(Data entries for graphics)
start
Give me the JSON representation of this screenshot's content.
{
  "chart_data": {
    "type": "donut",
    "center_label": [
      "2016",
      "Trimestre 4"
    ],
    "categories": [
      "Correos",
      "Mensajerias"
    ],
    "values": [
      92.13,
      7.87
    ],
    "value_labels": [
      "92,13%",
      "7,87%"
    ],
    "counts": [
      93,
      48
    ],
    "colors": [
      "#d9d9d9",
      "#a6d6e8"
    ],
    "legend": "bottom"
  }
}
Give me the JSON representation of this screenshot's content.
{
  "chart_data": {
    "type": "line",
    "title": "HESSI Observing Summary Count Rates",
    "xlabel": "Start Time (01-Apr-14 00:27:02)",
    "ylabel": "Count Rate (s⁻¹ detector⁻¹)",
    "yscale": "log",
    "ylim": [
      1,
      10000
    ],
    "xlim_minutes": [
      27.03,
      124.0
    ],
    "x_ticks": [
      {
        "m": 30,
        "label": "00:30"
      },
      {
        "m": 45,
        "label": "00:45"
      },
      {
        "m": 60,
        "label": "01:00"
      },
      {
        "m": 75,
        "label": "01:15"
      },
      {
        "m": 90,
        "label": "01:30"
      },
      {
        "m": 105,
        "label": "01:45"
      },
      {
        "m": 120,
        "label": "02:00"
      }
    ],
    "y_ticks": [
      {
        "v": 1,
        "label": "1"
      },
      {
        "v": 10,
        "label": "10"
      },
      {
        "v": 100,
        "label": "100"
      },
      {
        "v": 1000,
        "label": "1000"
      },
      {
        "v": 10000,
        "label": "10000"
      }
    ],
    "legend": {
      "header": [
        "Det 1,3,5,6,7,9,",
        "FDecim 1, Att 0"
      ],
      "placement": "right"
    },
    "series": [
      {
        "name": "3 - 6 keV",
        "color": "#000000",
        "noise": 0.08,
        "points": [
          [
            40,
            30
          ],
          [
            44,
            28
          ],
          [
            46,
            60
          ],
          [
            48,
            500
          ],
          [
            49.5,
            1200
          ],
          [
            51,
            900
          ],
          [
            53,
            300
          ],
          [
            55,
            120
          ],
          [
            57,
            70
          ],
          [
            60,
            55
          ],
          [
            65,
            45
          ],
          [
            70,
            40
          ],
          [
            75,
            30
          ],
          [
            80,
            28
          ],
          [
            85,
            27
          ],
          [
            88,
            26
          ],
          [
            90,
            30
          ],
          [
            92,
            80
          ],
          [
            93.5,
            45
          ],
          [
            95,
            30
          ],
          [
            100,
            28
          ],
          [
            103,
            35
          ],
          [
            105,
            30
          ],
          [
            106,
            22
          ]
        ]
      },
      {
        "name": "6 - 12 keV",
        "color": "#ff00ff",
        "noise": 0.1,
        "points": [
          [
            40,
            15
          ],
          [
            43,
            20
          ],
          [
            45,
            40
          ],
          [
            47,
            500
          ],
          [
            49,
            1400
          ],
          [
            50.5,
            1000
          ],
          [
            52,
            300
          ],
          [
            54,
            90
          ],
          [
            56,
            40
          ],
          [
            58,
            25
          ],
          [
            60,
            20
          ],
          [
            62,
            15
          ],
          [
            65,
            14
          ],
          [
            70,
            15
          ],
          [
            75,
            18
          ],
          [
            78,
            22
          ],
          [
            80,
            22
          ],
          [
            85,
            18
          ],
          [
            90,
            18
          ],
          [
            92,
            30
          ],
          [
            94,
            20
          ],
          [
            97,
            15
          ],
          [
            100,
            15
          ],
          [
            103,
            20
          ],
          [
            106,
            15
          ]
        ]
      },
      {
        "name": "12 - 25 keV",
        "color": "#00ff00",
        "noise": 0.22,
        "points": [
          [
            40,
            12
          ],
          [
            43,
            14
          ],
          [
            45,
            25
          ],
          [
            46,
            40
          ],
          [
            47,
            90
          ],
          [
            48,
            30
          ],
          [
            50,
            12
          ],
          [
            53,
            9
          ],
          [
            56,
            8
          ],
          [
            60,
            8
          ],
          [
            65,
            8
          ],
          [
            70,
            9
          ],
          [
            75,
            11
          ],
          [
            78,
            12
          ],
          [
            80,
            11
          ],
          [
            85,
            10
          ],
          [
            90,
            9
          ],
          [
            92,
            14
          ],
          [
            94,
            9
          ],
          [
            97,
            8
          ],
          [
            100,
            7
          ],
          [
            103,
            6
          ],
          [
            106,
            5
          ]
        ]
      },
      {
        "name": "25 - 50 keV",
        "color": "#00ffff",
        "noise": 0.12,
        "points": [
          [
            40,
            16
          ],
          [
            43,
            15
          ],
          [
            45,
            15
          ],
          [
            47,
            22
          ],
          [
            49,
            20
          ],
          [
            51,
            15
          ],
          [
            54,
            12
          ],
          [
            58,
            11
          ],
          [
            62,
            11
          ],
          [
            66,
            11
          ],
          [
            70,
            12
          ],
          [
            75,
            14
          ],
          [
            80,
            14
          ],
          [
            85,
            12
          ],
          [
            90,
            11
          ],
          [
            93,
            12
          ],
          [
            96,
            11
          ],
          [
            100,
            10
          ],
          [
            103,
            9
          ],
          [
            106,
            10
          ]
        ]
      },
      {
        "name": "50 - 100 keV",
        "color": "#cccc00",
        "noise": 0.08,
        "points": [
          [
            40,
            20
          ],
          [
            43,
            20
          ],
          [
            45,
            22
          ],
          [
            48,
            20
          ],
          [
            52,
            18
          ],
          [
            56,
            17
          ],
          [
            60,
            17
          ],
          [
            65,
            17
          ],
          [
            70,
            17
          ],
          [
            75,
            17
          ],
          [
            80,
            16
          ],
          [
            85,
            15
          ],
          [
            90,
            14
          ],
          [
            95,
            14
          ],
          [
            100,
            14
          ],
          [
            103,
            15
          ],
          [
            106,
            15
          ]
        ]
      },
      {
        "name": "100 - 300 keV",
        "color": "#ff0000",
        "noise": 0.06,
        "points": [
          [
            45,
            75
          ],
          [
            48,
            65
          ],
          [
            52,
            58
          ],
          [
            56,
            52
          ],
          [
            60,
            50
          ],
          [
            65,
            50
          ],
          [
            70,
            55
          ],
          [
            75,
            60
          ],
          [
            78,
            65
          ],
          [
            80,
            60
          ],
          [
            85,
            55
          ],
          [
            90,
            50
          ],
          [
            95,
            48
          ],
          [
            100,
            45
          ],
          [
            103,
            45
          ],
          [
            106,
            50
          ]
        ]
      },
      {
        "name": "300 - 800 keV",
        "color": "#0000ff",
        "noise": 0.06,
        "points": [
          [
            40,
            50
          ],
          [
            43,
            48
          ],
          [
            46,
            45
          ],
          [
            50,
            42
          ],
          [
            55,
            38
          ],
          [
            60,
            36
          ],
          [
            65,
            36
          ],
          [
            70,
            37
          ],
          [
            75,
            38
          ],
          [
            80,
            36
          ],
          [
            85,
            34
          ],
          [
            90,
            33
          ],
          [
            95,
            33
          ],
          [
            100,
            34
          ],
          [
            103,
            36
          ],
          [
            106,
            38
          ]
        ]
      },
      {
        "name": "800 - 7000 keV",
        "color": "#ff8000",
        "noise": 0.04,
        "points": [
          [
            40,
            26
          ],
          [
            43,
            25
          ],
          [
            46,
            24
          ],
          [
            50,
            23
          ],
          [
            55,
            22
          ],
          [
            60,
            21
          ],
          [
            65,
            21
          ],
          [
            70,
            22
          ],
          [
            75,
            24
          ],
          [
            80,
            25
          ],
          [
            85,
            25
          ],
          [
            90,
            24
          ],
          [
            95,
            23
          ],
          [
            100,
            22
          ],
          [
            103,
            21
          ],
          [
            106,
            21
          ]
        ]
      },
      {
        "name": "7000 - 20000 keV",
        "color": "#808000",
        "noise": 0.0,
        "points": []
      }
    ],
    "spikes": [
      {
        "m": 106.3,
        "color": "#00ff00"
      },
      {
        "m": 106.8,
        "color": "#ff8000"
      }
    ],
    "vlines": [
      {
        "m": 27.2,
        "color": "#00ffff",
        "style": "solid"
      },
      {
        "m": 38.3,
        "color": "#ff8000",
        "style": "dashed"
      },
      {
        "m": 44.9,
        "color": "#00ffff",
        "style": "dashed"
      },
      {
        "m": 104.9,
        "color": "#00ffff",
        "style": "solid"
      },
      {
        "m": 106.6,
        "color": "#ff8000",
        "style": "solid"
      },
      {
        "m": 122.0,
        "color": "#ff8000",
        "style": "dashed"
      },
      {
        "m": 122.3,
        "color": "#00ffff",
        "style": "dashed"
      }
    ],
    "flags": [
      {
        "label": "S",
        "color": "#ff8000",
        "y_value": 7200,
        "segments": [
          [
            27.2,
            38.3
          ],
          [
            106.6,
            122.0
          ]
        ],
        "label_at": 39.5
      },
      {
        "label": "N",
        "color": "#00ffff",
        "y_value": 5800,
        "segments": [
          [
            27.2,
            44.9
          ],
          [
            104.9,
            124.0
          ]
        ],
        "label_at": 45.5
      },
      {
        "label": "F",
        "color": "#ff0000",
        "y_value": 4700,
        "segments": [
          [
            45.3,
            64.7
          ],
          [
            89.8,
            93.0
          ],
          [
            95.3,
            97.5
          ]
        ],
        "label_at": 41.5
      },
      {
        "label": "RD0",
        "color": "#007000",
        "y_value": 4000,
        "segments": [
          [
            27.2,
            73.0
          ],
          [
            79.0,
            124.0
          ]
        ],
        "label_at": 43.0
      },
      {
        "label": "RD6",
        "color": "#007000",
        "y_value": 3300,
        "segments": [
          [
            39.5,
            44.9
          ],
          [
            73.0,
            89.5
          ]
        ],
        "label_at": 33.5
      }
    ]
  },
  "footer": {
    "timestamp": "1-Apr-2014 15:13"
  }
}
end
→ EXERCISE INSTRUCTIONS:
Count how many lines contain "noise" and give only that count.

→ TASK RESULT:
9